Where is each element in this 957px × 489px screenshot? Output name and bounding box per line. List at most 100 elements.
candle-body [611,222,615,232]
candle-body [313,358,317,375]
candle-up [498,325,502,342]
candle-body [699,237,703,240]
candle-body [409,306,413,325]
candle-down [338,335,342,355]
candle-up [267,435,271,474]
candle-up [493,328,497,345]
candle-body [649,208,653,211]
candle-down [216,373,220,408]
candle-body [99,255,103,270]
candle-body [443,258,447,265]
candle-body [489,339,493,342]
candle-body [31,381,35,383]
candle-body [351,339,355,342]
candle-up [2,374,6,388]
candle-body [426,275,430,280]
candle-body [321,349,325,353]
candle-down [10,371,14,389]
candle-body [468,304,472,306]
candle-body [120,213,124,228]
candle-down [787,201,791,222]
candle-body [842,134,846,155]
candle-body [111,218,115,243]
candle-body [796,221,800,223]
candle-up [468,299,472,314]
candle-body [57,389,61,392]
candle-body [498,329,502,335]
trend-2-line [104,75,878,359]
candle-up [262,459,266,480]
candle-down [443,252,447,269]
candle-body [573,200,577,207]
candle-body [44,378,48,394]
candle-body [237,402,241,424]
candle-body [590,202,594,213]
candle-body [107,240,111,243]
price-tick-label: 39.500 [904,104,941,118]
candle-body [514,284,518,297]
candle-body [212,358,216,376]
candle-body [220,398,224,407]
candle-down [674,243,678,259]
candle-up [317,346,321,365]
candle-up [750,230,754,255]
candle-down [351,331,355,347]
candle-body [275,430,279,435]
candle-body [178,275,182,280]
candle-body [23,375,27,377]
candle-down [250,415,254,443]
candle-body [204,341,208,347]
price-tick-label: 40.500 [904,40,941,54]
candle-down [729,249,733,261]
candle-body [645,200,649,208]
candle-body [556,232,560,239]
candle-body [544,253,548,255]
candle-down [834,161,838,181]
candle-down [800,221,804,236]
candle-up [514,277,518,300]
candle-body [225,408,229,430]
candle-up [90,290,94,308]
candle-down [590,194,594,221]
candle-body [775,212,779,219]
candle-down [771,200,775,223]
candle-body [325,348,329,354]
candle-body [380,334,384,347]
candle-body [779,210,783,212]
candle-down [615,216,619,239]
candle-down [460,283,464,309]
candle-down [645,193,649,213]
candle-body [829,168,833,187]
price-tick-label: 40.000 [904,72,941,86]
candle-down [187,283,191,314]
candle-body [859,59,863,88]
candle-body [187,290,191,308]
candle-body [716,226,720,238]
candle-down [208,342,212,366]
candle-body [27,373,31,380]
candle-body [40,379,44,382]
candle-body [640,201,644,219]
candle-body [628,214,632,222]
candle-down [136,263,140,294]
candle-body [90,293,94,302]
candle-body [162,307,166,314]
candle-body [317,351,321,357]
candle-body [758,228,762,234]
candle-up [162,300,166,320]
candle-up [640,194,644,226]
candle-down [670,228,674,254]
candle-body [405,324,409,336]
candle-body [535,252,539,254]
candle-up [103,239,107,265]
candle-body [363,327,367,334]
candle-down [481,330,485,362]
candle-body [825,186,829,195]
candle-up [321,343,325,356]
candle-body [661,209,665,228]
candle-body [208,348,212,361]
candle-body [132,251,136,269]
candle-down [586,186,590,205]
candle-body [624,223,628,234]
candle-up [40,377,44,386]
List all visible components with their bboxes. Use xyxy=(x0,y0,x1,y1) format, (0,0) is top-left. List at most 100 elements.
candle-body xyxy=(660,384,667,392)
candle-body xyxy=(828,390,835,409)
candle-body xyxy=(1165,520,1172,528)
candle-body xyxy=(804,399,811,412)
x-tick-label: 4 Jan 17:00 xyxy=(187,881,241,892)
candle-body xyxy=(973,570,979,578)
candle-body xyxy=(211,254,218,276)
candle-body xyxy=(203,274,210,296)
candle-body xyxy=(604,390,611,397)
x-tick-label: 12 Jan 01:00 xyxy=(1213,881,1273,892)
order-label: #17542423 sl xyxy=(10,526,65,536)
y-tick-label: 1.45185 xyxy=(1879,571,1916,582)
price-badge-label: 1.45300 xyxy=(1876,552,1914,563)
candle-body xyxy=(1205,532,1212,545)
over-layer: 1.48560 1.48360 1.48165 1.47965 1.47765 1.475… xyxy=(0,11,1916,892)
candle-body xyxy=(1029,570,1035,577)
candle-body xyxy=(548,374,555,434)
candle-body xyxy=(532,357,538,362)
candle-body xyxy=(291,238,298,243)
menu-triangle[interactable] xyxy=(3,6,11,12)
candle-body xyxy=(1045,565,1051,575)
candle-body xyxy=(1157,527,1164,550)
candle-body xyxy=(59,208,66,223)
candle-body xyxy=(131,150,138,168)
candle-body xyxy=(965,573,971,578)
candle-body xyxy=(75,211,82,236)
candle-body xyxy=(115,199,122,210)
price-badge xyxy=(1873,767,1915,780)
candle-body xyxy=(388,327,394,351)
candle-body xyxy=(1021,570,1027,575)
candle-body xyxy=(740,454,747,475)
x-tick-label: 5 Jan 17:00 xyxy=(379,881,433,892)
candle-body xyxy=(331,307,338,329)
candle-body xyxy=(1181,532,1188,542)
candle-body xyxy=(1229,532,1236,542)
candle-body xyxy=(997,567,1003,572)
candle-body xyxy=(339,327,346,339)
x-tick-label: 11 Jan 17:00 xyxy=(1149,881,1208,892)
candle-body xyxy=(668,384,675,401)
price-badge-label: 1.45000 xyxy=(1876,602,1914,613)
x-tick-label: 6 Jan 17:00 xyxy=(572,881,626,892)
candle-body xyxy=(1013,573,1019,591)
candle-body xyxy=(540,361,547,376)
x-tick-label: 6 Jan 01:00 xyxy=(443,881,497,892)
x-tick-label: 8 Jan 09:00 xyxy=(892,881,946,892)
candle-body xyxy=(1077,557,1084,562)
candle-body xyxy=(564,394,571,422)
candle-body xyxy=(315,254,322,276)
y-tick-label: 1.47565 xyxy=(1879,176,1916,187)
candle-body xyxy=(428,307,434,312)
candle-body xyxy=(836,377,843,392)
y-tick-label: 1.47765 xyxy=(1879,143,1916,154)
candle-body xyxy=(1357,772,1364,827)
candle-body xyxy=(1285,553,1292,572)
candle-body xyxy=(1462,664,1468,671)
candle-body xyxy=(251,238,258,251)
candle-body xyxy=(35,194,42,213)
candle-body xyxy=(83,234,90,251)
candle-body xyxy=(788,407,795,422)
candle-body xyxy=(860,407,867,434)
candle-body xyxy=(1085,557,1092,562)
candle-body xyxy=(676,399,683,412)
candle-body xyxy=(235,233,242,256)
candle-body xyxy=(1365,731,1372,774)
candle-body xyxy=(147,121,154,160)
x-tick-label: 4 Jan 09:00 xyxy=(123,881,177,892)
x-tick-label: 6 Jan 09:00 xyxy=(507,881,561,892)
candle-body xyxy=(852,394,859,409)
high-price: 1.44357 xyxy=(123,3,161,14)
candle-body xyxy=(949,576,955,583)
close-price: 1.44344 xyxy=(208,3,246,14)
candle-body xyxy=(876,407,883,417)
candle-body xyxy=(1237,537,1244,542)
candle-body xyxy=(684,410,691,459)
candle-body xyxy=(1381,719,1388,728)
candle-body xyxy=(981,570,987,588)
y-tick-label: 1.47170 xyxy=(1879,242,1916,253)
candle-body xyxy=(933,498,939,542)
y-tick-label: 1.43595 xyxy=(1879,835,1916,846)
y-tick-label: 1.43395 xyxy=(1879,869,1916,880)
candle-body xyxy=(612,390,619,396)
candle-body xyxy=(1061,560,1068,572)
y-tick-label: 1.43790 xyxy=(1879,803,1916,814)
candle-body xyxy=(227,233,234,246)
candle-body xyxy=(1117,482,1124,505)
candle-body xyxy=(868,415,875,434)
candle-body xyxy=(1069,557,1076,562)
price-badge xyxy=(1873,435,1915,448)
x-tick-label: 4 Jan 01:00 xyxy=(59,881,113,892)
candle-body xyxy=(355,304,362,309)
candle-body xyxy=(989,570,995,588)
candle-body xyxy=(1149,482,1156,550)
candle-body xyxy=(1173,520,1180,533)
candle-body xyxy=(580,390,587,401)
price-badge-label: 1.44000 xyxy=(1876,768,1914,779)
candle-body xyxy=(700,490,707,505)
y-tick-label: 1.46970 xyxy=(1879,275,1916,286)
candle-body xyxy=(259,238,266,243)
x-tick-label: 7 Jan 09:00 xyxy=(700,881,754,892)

● WHAT IS REQUIRED
Render the rows from the first one through the row that contains "candle-up [267,435,271,474]", both included, as a JSON list of strings with one string per row and any blank rows left out.

● REPLY
[
  "Where is each element in this 957px × 489px screenshot? Output name and bounding box per line. List at most 100 elements.",
  "candle-body [611,222,615,232]",
  "candle-body [313,358,317,375]",
  "candle-up [498,325,502,342]",
  "candle-body [699,237,703,240]",
  "candle-body [409,306,413,325]",
  "candle-down [338,335,342,355]",
  "candle-up [267,435,271,474]"
]